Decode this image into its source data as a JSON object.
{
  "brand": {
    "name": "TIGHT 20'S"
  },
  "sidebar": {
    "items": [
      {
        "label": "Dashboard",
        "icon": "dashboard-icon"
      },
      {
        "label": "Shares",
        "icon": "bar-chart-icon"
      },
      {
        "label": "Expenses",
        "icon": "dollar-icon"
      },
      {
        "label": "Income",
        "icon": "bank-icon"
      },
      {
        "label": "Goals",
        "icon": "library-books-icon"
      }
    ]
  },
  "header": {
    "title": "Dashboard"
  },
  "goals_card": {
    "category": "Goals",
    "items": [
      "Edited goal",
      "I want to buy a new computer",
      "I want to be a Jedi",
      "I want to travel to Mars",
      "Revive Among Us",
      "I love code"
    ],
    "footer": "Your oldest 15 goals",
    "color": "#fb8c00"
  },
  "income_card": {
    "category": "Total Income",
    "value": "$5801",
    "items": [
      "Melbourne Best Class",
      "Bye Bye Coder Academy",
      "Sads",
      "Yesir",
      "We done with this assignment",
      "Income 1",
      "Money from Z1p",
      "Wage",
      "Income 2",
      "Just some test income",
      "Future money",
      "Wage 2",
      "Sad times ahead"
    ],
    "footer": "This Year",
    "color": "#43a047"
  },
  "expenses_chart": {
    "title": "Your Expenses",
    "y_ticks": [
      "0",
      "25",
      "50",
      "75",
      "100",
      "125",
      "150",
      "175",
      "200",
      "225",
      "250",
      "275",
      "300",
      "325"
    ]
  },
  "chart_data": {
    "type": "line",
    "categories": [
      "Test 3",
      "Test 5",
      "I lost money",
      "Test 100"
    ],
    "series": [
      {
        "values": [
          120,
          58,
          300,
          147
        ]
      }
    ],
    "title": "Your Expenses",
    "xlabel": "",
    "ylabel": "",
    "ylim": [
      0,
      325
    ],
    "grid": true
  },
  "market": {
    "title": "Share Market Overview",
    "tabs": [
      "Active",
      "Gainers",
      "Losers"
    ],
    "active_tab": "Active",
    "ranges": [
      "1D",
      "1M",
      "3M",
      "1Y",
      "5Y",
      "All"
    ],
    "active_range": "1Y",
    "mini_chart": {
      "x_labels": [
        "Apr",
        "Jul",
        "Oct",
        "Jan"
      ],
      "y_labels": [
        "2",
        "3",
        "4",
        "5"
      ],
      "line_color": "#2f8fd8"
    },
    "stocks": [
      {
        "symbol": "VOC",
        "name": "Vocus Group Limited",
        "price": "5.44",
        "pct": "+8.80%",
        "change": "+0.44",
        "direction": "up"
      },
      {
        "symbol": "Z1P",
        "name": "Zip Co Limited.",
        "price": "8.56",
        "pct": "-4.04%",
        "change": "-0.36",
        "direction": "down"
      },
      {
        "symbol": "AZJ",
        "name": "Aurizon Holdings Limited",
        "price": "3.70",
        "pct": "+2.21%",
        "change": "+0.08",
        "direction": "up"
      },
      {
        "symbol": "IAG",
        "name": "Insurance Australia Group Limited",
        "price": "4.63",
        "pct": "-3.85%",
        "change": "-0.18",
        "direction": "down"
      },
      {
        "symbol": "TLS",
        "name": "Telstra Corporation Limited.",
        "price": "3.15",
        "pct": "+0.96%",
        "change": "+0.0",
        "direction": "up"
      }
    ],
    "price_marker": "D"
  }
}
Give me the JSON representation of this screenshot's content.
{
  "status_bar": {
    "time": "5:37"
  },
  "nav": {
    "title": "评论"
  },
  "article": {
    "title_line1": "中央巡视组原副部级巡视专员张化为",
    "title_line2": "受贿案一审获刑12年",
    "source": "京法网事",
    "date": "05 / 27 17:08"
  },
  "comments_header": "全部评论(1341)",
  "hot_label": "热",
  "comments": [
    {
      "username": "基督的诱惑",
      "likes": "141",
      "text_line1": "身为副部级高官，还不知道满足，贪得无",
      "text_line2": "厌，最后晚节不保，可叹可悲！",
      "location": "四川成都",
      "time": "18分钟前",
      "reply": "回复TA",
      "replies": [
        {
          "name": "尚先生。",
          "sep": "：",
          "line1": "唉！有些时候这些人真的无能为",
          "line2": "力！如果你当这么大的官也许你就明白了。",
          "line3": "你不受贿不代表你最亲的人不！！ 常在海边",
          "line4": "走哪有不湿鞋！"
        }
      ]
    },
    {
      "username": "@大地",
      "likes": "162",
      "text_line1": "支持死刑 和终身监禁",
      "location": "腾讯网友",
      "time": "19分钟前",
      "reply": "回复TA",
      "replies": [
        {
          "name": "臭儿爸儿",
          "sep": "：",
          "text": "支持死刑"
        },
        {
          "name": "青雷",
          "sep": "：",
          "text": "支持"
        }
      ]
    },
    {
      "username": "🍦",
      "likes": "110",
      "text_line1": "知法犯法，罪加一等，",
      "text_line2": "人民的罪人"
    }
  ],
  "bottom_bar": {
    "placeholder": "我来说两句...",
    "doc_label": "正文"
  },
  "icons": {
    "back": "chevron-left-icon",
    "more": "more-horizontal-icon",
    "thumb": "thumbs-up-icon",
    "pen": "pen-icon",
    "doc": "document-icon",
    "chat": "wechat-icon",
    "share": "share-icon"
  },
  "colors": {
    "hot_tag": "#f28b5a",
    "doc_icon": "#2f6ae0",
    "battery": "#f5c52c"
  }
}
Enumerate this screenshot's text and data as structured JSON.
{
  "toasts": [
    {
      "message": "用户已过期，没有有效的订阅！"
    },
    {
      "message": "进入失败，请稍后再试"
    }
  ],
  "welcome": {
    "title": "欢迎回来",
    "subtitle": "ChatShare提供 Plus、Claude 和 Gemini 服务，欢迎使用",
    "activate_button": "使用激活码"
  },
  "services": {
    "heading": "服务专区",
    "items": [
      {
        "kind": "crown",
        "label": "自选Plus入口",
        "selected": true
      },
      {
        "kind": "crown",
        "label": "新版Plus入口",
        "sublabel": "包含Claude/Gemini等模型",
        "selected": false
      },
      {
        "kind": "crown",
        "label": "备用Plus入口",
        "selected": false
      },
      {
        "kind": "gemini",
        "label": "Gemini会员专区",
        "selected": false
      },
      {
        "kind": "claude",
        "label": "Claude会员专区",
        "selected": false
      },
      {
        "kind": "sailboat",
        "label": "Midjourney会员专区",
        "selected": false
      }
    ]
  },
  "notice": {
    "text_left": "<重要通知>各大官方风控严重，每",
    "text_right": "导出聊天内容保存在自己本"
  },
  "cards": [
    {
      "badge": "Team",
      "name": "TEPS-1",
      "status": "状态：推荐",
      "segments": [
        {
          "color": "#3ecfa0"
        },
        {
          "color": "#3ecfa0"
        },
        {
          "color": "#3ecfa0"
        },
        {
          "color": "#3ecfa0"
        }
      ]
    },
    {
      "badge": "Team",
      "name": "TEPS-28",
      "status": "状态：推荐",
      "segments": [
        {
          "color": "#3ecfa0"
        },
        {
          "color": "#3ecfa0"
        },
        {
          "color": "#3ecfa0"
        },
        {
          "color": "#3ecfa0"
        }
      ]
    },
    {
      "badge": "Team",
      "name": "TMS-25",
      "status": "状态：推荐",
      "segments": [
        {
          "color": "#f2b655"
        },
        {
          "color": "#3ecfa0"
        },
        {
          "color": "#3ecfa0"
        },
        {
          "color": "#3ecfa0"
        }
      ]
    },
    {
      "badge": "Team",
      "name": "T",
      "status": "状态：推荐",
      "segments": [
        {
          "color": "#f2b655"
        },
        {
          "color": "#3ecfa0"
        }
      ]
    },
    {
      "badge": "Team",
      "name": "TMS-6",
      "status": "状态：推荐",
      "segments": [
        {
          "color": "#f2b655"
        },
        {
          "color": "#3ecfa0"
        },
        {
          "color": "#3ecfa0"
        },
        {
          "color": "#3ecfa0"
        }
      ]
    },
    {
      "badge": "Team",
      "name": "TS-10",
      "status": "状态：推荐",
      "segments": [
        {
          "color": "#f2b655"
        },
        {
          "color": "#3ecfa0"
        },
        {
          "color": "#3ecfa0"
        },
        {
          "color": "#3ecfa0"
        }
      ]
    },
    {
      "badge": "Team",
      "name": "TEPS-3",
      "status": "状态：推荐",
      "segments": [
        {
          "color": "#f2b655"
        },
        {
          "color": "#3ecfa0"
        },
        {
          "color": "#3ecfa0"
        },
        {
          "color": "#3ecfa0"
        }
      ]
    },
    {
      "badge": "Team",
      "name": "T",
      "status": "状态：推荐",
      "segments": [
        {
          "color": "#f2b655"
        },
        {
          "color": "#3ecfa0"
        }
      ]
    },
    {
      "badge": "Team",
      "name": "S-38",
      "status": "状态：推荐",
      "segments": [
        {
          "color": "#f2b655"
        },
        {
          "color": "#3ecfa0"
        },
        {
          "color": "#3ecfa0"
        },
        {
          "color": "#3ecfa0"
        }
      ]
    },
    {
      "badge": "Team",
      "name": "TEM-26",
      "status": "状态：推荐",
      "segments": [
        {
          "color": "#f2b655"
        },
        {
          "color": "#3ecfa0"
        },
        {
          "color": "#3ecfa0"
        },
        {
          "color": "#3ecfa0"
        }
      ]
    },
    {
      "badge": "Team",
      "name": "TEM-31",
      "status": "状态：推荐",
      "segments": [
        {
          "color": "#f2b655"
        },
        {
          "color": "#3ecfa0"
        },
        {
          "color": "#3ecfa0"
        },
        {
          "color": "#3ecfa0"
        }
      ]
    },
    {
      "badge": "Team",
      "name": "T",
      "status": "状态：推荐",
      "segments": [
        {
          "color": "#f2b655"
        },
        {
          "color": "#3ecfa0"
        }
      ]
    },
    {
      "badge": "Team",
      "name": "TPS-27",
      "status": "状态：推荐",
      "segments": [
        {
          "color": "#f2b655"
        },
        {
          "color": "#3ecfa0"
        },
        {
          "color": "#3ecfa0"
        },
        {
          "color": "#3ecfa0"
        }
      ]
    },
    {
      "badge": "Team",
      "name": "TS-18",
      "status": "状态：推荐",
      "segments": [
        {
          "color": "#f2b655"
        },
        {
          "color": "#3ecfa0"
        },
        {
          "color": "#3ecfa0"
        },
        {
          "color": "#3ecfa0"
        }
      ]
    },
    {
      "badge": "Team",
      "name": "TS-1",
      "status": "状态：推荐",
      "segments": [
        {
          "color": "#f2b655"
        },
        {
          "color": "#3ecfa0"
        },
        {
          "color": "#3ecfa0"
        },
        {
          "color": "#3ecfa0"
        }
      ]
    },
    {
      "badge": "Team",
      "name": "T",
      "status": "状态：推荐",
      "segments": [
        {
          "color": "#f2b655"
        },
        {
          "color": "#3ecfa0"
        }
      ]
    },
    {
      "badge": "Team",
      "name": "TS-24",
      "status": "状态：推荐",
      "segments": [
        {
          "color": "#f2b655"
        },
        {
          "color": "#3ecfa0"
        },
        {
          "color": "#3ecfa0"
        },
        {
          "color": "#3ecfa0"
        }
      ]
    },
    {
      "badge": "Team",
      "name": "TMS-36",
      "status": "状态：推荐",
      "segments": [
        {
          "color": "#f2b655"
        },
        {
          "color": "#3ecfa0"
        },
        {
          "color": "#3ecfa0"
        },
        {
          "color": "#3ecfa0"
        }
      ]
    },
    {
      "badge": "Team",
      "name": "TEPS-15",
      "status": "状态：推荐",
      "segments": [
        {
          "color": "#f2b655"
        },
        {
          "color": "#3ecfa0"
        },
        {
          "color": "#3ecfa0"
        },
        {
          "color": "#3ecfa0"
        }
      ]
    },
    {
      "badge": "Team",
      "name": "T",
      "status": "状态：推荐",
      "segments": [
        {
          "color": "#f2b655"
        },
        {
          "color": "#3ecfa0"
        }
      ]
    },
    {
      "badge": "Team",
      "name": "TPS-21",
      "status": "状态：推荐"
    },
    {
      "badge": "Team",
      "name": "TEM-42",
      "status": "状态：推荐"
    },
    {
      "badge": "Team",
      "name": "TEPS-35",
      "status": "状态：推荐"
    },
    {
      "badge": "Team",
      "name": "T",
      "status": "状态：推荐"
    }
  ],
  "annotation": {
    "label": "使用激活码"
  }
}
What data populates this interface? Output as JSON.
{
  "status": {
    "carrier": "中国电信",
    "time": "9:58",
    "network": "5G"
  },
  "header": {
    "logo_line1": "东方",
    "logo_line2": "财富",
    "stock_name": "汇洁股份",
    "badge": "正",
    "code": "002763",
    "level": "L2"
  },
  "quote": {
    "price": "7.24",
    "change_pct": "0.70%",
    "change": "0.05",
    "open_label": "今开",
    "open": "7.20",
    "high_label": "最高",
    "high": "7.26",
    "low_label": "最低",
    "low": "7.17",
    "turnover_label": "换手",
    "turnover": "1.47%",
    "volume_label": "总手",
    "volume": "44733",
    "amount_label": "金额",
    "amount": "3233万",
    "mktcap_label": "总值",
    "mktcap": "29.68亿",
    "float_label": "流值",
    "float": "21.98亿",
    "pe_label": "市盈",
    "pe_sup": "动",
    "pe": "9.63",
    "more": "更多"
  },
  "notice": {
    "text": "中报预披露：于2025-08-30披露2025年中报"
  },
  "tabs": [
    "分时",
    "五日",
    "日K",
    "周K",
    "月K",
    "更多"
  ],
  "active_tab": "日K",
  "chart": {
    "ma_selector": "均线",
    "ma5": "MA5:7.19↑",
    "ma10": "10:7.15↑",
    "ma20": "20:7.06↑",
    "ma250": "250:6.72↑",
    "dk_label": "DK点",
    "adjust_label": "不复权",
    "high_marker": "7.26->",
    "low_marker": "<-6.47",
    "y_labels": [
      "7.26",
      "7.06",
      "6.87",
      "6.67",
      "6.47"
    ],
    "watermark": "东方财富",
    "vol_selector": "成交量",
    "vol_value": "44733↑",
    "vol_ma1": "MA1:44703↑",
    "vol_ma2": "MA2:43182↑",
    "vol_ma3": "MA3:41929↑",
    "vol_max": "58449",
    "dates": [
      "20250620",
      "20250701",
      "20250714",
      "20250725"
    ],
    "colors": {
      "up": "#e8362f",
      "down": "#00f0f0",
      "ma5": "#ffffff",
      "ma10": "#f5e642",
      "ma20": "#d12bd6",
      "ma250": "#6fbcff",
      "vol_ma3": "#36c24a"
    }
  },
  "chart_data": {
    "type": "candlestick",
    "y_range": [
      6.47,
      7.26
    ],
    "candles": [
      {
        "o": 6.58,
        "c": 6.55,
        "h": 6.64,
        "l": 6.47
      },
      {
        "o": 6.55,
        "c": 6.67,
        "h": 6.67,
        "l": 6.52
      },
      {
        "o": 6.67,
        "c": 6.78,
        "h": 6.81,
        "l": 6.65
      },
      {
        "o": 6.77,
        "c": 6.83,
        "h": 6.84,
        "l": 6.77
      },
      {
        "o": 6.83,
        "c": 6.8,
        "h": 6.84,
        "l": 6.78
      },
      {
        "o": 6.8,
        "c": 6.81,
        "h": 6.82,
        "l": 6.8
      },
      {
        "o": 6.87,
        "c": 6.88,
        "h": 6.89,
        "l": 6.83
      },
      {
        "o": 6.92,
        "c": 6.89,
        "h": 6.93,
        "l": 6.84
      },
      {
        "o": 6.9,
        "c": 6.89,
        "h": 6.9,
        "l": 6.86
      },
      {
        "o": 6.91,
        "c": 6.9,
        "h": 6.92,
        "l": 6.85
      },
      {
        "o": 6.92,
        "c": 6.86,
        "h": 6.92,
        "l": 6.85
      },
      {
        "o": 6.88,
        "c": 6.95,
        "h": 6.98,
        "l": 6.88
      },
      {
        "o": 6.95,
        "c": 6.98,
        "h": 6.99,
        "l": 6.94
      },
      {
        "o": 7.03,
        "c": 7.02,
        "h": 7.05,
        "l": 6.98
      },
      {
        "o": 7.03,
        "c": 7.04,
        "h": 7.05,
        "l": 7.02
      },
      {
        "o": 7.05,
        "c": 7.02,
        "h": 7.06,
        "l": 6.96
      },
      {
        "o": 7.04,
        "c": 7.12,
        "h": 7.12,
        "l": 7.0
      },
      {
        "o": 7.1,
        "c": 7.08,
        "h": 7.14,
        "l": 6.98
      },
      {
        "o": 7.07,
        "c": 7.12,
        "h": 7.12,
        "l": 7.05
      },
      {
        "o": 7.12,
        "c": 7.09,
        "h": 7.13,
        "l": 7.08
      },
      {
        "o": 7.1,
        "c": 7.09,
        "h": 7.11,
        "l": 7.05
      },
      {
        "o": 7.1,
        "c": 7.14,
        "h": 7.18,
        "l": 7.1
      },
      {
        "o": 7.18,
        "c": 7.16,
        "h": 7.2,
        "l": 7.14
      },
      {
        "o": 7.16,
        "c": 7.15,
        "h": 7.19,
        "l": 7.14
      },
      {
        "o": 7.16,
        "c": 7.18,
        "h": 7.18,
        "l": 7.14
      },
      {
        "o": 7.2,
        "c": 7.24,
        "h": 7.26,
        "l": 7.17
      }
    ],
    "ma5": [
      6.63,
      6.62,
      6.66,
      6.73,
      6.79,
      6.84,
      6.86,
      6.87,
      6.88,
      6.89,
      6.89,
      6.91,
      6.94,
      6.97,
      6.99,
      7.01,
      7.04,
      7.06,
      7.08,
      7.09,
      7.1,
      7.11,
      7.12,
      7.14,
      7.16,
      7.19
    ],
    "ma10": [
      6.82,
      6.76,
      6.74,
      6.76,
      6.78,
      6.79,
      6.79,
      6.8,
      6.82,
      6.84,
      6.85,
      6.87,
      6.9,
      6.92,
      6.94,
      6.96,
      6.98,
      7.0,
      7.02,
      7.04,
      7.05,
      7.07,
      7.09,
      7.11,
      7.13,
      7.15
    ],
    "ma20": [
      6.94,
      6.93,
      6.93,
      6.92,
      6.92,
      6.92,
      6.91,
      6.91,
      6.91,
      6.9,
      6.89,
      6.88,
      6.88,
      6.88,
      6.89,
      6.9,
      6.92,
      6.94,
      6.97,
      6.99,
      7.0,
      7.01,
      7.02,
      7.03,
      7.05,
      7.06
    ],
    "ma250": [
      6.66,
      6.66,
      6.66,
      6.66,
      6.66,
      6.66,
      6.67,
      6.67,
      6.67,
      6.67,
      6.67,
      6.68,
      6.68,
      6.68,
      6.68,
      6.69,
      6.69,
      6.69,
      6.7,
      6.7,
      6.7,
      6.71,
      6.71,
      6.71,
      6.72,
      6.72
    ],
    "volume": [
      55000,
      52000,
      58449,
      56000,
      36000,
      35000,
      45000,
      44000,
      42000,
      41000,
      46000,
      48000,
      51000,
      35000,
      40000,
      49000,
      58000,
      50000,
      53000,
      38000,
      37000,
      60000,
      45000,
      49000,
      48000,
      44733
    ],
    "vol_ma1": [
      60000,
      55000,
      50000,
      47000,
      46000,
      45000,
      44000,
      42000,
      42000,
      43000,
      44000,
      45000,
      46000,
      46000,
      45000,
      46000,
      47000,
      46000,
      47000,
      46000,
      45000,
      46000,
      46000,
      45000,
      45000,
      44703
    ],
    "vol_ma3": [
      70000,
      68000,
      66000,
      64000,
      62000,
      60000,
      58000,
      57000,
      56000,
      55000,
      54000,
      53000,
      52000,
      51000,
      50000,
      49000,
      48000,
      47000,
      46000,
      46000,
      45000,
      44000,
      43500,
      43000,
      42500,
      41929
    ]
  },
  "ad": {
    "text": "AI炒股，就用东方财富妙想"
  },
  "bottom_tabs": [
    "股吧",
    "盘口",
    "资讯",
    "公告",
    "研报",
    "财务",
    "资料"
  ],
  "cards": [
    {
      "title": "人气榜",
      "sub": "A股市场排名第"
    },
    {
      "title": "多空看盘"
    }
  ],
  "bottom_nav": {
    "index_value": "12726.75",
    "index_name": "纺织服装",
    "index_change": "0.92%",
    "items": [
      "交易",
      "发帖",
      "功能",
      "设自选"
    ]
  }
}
▬▬▬
# Aim of the task:
In the entries above, find every line with the word "symbol" and list it.

# Written response:
        "symbol": "VOC",
        "symbol": "Z1P",
        "symbol": "AZJ",
        "symbol": "IAG",
        "symbol": "TLS",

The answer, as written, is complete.